Retype the material word for word.

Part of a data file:
begin

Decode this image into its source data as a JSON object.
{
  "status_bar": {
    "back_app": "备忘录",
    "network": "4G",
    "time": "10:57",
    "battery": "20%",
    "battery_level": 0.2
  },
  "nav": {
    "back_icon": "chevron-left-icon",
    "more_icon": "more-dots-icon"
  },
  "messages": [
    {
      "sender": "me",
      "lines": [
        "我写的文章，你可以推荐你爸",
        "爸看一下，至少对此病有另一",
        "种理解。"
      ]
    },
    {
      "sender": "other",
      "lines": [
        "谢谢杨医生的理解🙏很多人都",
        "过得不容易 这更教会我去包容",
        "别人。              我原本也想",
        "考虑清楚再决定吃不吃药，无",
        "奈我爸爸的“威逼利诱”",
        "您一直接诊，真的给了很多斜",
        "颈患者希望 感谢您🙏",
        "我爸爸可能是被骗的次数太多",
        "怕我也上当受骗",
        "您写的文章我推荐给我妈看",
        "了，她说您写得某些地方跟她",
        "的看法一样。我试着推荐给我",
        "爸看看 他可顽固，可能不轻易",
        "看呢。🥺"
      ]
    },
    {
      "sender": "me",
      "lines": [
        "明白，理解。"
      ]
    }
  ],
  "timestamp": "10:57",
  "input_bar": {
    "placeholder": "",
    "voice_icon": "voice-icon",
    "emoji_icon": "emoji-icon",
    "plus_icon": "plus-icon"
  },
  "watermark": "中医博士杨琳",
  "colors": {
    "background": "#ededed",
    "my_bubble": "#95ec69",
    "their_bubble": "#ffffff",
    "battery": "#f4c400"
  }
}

end

_Exercise solution_
Decode this image into its source data as a JSON object.
{
  "status_bar": {
    "back_app": "备忘录",
    "network": "4G",
    "time": "10:57",
    "battery": "20%",
    "battery_level": 0.2
  },
  "nav": {
    "back_icon": "chevron-left-icon",
    "more_icon": "more-dots-icon"
  },
  "messages": [
    {
      "sender": "me",
      "lines": [
        "我写的文章，你可以推荐你爸",
        "爸看一下，至少对此病有另一",
        "种理解。"
      ]
    },
    {
      "sender": "other",
      "lines": [
        "谢谢杨医生的理解🙏很多人都",
        "过得不容易 这更教会我去包容",
        "别人。              我原本也想",
        "考虑清楚再决定吃不吃药，无",
        "奈我爸爸的“威逼利诱”",
        "您一直接诊，真的给了很多斜",
        "颈患者希望 感谢您🙏",
        "我爸爸可能是被骗的次数太多",
        "怕我也上当受骗",
        "您写的文章我推荐给我妈看",
        "了，她说您写得某些地方跟她",
        "的看法一样。我试着推荐给我",
        "爸看看 他可顽固，可能不轻易",
        "看呢。🥺"
      ]
    },
    {
      "sender": "me",
      "lines": [
        "明白，理解。"
      ]
    }
  ],
  "timestamp": "10:57",
  "input_bar": {
    "placeholder": "",
    "voice_icon": "voice-icon",
    "emoji_icon": "emoji-icon",
    "plus_icon": "plus-icon"
  },
  "watermark": "中医博士杨琳",
  "colors": {
    "background": "#ededed",
    "my_bubble": "#95ec69",
    "their_bubble": "#ffffff",
    "battery": "#f4c400"
  }
}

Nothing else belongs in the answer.